-------- THE DATA --------

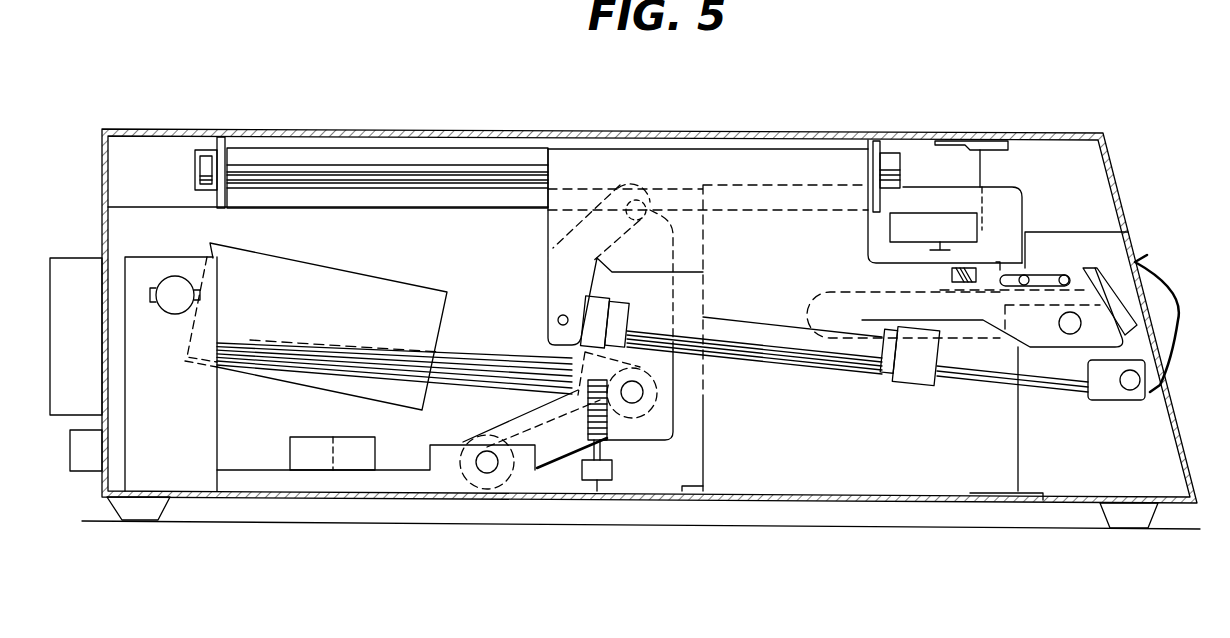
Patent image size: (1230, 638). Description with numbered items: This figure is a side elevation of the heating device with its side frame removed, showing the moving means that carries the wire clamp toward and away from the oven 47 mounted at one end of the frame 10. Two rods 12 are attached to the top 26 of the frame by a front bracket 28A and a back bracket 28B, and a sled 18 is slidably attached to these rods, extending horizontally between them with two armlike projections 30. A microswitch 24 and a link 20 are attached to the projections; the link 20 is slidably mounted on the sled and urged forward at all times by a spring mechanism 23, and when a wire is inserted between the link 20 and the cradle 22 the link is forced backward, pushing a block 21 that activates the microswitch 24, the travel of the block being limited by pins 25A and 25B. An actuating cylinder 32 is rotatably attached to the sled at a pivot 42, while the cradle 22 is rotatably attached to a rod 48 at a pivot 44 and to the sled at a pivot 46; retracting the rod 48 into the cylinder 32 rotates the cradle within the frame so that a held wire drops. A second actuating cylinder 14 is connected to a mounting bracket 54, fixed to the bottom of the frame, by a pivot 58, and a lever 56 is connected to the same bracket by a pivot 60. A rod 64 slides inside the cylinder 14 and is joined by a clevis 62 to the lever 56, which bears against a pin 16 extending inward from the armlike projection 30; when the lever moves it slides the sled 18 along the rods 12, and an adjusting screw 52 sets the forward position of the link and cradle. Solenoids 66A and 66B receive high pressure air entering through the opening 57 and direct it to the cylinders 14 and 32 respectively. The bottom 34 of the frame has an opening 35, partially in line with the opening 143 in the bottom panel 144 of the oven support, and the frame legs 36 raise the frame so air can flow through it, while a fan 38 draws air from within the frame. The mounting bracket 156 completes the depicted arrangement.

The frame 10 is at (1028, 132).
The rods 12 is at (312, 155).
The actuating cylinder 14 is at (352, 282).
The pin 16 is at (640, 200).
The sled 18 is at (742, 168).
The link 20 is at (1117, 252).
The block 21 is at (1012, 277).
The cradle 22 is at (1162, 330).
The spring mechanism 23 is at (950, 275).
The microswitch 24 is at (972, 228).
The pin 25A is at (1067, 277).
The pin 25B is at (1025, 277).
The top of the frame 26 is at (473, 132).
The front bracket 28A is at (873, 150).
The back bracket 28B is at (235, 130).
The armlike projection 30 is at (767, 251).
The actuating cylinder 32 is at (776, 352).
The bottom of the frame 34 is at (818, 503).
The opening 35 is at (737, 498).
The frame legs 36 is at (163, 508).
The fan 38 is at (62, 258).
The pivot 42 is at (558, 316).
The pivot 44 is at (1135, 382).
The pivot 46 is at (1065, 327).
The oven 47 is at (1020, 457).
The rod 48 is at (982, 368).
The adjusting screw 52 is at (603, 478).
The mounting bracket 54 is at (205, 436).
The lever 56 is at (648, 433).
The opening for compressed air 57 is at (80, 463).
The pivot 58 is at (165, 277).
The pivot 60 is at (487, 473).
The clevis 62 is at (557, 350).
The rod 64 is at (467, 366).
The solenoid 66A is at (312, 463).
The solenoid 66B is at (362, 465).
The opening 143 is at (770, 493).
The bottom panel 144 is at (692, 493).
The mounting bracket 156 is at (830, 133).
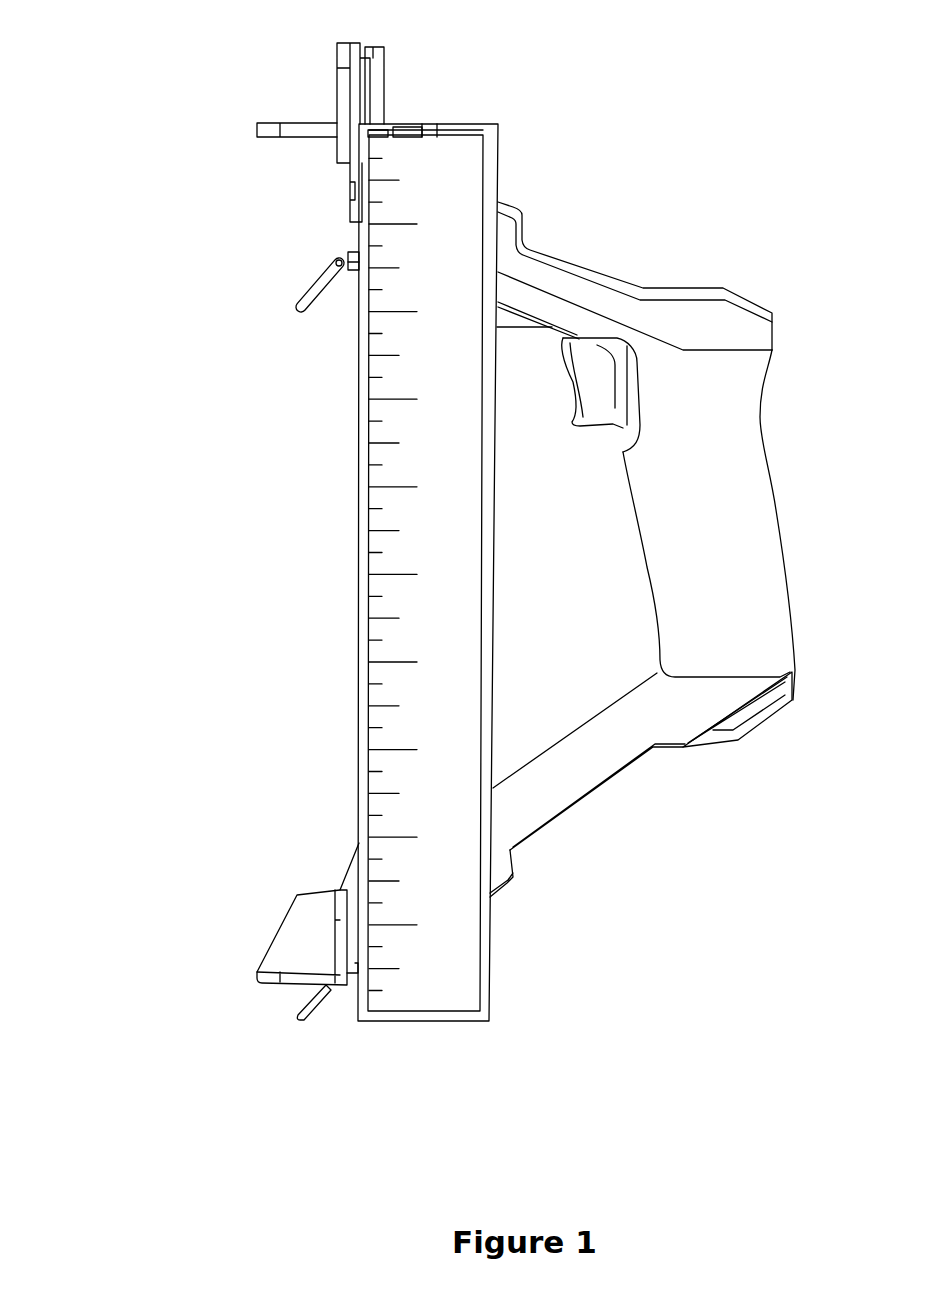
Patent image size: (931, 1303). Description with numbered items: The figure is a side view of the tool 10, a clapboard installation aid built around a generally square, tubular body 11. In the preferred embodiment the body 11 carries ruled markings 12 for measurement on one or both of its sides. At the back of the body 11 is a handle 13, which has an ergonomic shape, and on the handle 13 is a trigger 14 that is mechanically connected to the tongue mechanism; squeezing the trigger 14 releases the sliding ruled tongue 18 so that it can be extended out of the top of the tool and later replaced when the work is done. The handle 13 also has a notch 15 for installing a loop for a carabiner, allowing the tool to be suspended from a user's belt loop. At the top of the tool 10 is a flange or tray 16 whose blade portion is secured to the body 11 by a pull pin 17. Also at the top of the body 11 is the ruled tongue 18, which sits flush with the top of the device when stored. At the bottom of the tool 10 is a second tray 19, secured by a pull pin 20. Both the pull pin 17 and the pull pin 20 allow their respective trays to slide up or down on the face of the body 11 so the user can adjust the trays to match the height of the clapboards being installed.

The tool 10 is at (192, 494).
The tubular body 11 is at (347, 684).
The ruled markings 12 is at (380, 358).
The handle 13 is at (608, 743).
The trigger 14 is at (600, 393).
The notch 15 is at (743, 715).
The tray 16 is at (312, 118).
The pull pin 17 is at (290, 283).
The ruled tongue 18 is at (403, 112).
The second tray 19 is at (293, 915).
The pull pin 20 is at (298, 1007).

--------

Reproduce all of the entries above word for word, leaving out the pictures.

> SOLVED PROBLEM:
Patent image size: (1230, 638). Description with numbered items: This figure is a side elevation of the heating device with its side frame removed, showing the moving means that carries the wire clamp toward and away from the oven 47 mounted at one end of the frame 10. Two rods 12 are attached to the top 26 of the frame by a front bracket 28A and a back bracket 28B, and a sled 18 is slidably attached to these rods, extending horizontally between them with two armlike projections 30. A microswitch 24 and a link 20 are attached to the projections; the link 20 is slidably mounted on the sled and urged forward at all times by a spring mechanism 23, and when a wire is inserted between the link 20 and the cradle 22 the link is forced backward, pushing a block 21 that activates the microswitch 24, the travel of the block being limited by pins 25A and 25B. An actuating cylinder 32 is rotatably attached to the sled at a pivot 42, while the cradle 22 is rotatably attached to a rod 48 at a pivot 44 and to the sled at a pivot 46; retracting the rod 48 into the cylinder 32 rotates the cradle within the frame so that a held wire drops. A second actuating cylinder 14 is connected to a mounting bracket 54, fixed to the bottom of the frame, by a pivot 58, and a lever 56 is connected to the same bracket by a pivot 60. A rod 64 slides inside the cylinder 14 and is joined by a clevis 62 to the lever 56, which bears against a pin 16 extending inward from the armlike projection 30; when the lever moves it slides the sled 18 along the rods 12, and an adjusting screw 52 sets the forward position of the link and cradle. Solenoids 66A and 66B receive high pressure air entering through the opening 57 and direct it to the cylinders 14 and 32 respectively. The bottom 34 of the frame has an opening 35, partially in line with the opening 143 in the bottom panel 144 of the oven support, and the frame legs 36 raise the frame so air can flow through it, while a fan 38 draws air from within the frame. The mounting bracket 156 completes the depicted arrangement.

The frame 10 is at (1028, 132).
The rods 12 is at (312, 155).
The actuating cylinder 14 is at (352, 282).
The pin 16 is at (640, 200).
The sled 18 is at (742, 168).
The link 20 is at (1117, 252).
The block 21 is at (1012, 277).
The cradle 22 is at (1162, 330).
The spring mechanism 23 is at (950, 275).
The microswitch 24 is at (972, 228).
The pin 25A is at (1067, 277).
The pin 25B is at (1025, 277).
The top of the frame 26 is at (473, 132).
The front bracket 28A is at (873, 150).
The back bracket 28B is at (235, 130).
The armlike projection 30 is at (767, 251).
The actuating cylinder 32 is at (776, 352).
The bottom of the frame 34 is at (818, 503).
The opening 35 is at (737, 498).
The frame legs 36 is at (163, 508).
The fan 38 is at (62, 258).
The pivot 42 is at (558, 316).
The pivot 44 is at (1135, 382).
The pivot 46 is at (1065, 327).
The oven 47 is at (1020, 457).
The rod 48 is at (982, 368).
The adjusting screw 52 is at (603, 478).
The mounting bracket 54 is at (205, 436).
The lever 56 is at (648, 433).
The opening for compressed air 57 is at (80, 463).
The pivot 58 is at (165, 277).
The pivot 60 is at (487, 473).
The clevis 62 is at (557, 350).
The rod 64 is at (467, 366).
The solenoid 66A is at (312, 463).
The solenoid 66B is at (362, 465).
The opening 143 is at (770, 493).
The bottom panel 144 is at (692, 493).
The mounting bracket 156 is at (830, 133).
Patent image size: (931, 1303). Description with numbered items: The figure is a side view of the tool 10, a clapboard installation aid built around a generally square, tubular body 11. In the preferred embodiment the body 11 carries ruled markings 12 for measurement on one or both of its sides. At the back of the body 11 is a handle 13, which has an ergonomic shape, and on the handle 13 is a trigger 14 that is mechanically connected to the tongue mechanism; squeezing the trigger 14 releases the sliding ruled tongue 18 so that it can be extended out of the top of the tool and later replaced when the work is done. The handle 13 also has a notch 15 for installing a loop for a carabiner, allowing the tool to be suspended from a user's belt loop. At the top of the tool 10 is a flange or tray 16 whose blade portion is secured to the body 11 by a pull pin 17. Also at the top of the body 11 is the ruled tongue 18, which sits flush with the top of the device when stored. At the bottom of the tool 10 is a second tray 19, secured by a pull pin 20. Both the pull pin 17 and the pull pin 20 allow their respective trays to slide up or down on the face of the body 11 so the user can adjust the trays to match the height of the clapboards being installed.

The tool 10 is at (192, 494).
The tubular body 11 is at (347, 684).
The ruled markings 12 is at (380, 358).
The handle 13 is at (608, 743).
The trigger 14 is at (600, 393).
The notch 15 is at (743, 715).
The tray 16 is at (312, 118).
The pull pin 17 is at (290, 283).
The ruled tongue 18 is at (403, 112).
The second tray 19 is at (293, 915).
The pull pin 20 is at (298, 1007).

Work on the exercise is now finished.